■ Stated problem ■
Your task is to gather the lines below that hold the string "不愿醒来".

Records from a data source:

——

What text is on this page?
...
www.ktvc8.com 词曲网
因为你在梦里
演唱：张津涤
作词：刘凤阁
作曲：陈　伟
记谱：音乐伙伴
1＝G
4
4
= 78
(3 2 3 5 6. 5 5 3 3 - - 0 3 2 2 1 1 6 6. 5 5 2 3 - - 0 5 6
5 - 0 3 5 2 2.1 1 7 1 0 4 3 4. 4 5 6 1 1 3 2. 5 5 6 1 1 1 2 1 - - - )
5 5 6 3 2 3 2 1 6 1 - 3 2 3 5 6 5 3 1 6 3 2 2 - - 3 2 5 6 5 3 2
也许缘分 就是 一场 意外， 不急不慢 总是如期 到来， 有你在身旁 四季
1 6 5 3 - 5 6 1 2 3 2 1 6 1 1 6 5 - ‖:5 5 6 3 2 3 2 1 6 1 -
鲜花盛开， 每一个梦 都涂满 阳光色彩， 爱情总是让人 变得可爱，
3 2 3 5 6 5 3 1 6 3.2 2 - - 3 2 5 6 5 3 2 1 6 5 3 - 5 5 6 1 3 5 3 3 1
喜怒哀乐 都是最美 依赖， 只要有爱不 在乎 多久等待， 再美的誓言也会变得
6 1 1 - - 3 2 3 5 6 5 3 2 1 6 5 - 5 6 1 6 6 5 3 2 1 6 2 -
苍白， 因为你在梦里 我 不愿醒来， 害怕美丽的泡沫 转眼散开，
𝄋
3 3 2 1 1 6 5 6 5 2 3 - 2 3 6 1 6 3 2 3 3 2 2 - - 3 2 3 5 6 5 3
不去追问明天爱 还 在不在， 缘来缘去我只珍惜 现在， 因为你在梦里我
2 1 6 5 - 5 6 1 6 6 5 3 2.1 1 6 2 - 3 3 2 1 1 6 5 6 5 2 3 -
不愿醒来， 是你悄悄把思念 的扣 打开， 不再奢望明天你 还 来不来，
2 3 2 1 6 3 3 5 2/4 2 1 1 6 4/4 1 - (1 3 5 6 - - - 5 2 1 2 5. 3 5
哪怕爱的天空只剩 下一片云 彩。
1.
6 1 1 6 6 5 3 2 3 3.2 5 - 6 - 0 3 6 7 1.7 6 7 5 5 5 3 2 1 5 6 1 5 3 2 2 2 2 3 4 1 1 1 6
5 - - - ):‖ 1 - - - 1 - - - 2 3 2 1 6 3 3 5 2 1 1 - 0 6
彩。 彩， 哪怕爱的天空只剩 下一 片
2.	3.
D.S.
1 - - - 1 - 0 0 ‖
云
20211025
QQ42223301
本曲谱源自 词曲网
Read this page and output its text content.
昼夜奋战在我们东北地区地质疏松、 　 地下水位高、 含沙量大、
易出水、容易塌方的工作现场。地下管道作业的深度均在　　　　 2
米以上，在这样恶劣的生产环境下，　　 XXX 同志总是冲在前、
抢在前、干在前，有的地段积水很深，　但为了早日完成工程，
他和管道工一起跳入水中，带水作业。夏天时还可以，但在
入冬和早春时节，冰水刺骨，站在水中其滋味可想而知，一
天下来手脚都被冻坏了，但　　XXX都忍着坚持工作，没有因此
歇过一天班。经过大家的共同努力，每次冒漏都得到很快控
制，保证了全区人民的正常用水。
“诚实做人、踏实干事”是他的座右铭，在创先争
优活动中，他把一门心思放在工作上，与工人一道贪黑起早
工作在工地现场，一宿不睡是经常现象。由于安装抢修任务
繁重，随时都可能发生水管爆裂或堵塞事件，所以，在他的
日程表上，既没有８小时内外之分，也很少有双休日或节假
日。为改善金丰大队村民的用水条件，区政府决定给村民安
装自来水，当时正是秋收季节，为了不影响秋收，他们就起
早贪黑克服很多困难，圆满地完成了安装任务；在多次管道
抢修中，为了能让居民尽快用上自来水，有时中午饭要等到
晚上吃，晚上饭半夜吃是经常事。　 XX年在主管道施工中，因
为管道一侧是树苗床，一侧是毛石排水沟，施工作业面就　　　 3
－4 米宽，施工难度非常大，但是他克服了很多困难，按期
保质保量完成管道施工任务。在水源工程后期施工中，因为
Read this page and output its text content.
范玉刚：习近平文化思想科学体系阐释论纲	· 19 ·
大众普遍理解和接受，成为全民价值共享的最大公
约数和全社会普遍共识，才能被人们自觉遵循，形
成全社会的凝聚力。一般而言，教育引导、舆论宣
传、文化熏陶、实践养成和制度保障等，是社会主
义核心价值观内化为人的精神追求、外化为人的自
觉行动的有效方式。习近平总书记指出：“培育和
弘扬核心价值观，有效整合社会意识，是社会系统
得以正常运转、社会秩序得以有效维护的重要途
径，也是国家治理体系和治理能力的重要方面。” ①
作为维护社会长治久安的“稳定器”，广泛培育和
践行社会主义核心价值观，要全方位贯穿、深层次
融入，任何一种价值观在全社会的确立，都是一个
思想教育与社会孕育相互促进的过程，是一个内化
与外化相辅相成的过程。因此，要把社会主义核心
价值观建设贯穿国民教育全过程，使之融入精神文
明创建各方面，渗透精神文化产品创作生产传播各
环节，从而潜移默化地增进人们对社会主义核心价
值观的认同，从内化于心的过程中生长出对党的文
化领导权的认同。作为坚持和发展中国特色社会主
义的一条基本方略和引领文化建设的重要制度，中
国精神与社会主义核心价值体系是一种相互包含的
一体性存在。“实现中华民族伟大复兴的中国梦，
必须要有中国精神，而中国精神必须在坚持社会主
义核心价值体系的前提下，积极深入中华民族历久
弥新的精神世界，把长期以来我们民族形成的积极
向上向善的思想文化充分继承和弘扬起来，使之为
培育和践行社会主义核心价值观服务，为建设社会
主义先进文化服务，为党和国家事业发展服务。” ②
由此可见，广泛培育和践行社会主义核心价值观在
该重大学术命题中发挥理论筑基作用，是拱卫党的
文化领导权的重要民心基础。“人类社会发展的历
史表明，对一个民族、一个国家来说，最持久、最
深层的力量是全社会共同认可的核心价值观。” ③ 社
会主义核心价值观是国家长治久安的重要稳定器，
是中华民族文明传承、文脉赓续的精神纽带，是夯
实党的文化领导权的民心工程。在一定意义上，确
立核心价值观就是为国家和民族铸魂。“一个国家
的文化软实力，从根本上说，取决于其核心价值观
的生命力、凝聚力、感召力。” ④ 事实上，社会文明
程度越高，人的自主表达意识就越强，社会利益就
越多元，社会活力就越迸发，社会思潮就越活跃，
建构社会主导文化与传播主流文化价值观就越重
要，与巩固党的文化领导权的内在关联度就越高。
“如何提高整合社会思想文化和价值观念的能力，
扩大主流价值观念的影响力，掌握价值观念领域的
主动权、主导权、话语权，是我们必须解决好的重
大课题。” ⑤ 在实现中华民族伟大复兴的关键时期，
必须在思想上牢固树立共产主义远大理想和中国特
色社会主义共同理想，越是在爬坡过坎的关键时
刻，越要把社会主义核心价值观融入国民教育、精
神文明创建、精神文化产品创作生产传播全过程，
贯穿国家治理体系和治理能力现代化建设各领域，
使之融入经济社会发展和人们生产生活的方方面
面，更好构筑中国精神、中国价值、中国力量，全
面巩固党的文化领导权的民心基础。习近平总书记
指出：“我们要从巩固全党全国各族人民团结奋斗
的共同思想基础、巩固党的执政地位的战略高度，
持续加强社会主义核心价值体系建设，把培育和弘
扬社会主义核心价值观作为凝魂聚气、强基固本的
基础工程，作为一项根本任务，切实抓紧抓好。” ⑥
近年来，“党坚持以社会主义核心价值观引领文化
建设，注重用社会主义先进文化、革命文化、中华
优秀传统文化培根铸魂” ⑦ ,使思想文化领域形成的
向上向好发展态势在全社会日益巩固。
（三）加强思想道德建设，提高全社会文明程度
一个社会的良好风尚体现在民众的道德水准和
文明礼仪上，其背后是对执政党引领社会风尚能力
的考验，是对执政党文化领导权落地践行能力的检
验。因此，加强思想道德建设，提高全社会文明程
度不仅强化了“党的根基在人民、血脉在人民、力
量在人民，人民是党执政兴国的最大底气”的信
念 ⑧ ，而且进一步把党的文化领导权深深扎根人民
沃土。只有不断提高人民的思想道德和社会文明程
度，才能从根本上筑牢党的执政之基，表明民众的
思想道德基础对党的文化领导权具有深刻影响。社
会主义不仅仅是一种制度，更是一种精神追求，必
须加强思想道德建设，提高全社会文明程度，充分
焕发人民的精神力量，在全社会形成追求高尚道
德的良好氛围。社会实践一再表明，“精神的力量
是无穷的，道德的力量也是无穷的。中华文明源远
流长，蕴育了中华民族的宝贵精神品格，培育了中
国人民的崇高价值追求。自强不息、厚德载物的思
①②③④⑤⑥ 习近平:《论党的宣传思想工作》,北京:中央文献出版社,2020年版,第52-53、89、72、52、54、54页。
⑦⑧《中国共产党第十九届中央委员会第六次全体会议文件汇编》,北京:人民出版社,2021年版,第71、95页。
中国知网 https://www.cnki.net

——

■ Correct response ■
苍白， 因为你在梦里 我 不愿醒来， 害怕美丽的泡沫 转眼散开，
不愿醒来， 是你悄悄把思念 的扣 打开， 不再奢望明天你 还 来不来，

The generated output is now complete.